[Source data]

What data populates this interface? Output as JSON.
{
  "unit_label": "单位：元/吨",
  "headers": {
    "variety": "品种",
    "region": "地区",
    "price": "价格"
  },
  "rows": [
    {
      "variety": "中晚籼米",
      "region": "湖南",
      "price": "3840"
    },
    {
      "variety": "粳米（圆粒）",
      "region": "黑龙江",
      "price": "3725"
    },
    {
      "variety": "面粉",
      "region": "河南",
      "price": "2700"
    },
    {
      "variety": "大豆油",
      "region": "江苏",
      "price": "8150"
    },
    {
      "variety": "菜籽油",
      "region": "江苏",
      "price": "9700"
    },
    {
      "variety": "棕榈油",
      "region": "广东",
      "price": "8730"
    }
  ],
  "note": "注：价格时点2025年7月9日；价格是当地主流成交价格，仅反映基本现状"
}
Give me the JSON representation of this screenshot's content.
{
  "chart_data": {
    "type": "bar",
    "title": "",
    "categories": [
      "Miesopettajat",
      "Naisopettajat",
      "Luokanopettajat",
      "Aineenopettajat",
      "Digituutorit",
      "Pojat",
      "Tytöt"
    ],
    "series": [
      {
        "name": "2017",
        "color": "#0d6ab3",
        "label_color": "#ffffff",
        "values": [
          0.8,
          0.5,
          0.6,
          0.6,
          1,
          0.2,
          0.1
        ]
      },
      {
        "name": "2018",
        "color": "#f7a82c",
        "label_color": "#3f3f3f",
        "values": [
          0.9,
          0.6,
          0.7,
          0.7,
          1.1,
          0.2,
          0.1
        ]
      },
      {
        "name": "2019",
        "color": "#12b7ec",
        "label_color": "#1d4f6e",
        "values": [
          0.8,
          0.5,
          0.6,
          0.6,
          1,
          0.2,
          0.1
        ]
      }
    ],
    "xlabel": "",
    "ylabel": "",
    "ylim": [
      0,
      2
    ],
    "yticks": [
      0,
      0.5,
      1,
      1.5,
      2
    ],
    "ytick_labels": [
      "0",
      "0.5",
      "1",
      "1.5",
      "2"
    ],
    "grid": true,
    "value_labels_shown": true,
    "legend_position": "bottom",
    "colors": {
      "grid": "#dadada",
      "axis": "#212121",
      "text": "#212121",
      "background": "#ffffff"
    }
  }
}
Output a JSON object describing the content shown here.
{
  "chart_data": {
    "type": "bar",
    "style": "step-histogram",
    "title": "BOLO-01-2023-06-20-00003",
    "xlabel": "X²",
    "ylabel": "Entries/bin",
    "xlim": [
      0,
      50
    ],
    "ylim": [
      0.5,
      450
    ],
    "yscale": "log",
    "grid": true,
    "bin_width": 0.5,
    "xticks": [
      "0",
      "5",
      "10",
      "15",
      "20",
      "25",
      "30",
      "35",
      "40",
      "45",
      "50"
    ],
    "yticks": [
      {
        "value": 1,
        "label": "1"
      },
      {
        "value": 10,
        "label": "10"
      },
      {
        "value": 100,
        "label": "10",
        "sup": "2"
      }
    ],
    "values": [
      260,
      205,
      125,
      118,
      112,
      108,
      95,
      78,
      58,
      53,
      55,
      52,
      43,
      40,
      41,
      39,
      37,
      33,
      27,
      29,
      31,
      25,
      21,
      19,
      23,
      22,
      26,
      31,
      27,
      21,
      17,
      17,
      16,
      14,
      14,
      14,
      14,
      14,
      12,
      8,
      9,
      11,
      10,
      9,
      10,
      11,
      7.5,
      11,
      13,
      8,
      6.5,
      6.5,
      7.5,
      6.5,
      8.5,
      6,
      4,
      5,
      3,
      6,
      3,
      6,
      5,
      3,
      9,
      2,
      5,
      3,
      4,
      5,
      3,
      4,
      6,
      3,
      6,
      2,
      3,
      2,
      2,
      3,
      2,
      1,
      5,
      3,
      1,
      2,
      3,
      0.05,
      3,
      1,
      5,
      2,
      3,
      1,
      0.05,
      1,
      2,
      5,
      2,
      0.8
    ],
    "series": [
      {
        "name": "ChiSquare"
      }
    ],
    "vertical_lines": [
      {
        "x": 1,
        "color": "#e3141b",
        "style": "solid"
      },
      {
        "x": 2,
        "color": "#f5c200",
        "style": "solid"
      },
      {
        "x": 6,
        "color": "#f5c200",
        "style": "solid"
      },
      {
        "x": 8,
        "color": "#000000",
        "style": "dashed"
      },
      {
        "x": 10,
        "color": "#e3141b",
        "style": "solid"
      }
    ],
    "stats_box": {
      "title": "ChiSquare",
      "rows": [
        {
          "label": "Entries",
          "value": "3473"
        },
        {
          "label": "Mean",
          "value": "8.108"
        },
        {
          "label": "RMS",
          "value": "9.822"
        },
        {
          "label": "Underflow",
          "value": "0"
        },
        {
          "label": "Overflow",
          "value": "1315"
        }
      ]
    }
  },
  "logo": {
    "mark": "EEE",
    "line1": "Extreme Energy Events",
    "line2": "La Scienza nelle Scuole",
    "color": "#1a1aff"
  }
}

■ Goal
Retype each record exactly, leaving nothing out.

■ Answer to this problem
What data populates this interface? Output as JSON.
{
  "unit_label": "单位：元/吨",
  "headers": {
    "variety": "品种",
    "region": "地区",
    "price": "价格"
  },
  "rows": [
    {
      "variety": "中晚籼米",
      "region": "湖南",
      "price": "3840"
    },
    {
      "variety": "粳米（圆粒）",
      "region": "黑龙江",
      "price": "3725"
    },
    {
      "variety": "面粉",
      "region": "河南",
      "price": "2700"
    },
    {
      "variety": "大豆油",
      "region": "江苏",
      "price": "8150"
    },
    {
      "variety": "菜籽油",
      "region": "江苏",
      "price": "9700"
    },
    {
      "variety": "棕榈油",
      "region": "广东",
      "price": "8730"
    }
  ],
  "note": "注：价格时点2025年7月9日；价格是当地主流成交价格，仅反映基本现状"
}
Give me the JSON representation of this screenshot's content.
{
  "chart_data": {
    "type": "bar",
    "title": "",
    "categories": [
      "Miesopettajat",
      "Naisopettajat",
      "Luokanopettajat",
      "Aineenopettajat",
      "Digituutorit",
      "Pojat",
      "Tytöt"
    ],
    "series": [
      {
        "name": "2017",
        "color": "#0d6ab3",
        "label_color": "#ffffff",
        "values": [
          0.8,
          0.5,
          0.6,
          0.6,
          1,
          0.2,
          0.1
        ]
      },
      {
        "name": "2018",
        "color": "#f7a82c",
        "label_color": "#3f3f3f",
        "values": [
          0.9,
          0.6,
          0.7,
          0.7,
          1.1,
          0.2,
          0.1
        ]
      },
      {
        "name": "2019",
        "color": "#12b7ec",
        "label_color": "#1d4f6e",
        "values": [
          0.8,
          0.5,
          0.6,
          0.6,
          1,
          0.2,
          0.1
        ]
      }
    ],
    "xlabel": "",
    "ylabel": "",
    "ylim": [
      0,
      2
    ],
    "yticks": [
      0,
      0.5,
      1,
      1.5,
      2
    ],
    "ytick_labels": [
      "0",
      "0.5",
      "1",
      "1.5",
      "2"
    ],
    "grid": true,
    "value_labels_shown": true,
    "legend_position": "bottom",
    "colors": {
      "grid": "#dadada",
      "axis": "#212121",
      "text": "#212121",
      "background": "#ffffff"
    }
  }
}
Output a JSON object describing the content shown here.
{
  "chart_data": {
    "type": "bar",
    "style": "step-histogram",
    "title": "BOLO-01-2023-06-20-00003",
    "xlabel": "X²",
    "ylabel": "Entries/bin",
    "xlim": [
      0,
      50
    ],
    "ylim": [
      0.5,
      450
    ],
    "yscale": "log",
    "grid": true,
    "bin_width": 0.5,
    "xticks": [
      "0",
      "5",
      "10",
      "15",
      "20",
      "25",
      "30",
      "35",
      "40",
      "45",
      "50"
    ],
    "yticks": [
      {
        "value": 1,
        "label": "1"
      },
      {
        "value": 10,
        "label": "10"
      },
      {
        "value": 100,
        "label": "10",
        "sup": "2"
      }
    ],
    "values": [
      260,
      205,
      125,
      118,
      112,
      108,
      95,
      78,
      58,
      53,
      55,
      52,
      43,
      40,
      41,
      39,
      37,
      33,
      27,
      29,
      31,
      25,
      21,
      19,
      23,
      22,
      26,
      31,
      27,
      21,
      17,
      17,
      16,
      14,
      14,
      14,
      14,
      14,
      12,
      8,
      9,
      11,
      10,
      9,
      10,
      11,
      7.5,
      11,
      13,
      8,
      6.5,
      6.5,
      7.5,
      6.5,
      8.5,
      6,
      4,
      5,
      3,
      6,
      3,
      6,
      5,
      3,
      9,
      2,
      5,
      3,
      4,
      5,
      3,
      4,
      6,
      3,
      6,
      2,
      3,
      2,
      2,
      3,
      2,
      1,
      5,
      3,
      1,
      2,
      3,
      0.05,
      3,
      1,
      5,
      2,
      3,
      1,
      0.05,
      1,
      2,
      5,
      2,
      0.8
    ],
    "series": [
      {
        "name": "ChiSquare"
      }
    ],
    "vertical_lines": [
      {
        "x": 1,
        "color": "#e3141b",
        "style": "solid"
      },
      {
        "x": 2,
        "color": "#f5c200",
        "style": "solid"
      },
      {
        "x": 6,
        "color": "#f5c200",
        "style": "solid"
      },
      {
        "x": 8,
        "color": "#000000",
        "style": "dashed"
      },
      {
        "x": 10,
        "color": "#e3141b",
        "style": "solid"
      }
    ],
    "stats_box": {
      "title": "ChiSquare",
      "rows": [
        {
          "label": "Entries",
          "value": "3473"
        },
        {
          "label": "Mean",
          "value": "8.108"
        },
        {
          "label": "RMS",
          "value": "9.822"
        },
        {
          "label": "Underflow",
          "value": "0"
        },
        {
          "label": "Overflow",
          "value": "1315"
        }
      ]
    }
  },
  "logo": {
    "mark": "EEE",
    "line1": "Extreme Energy Events",
    "line2": "La Scienza nelle Scuole",
    "color": "#1a1aff"
  }
}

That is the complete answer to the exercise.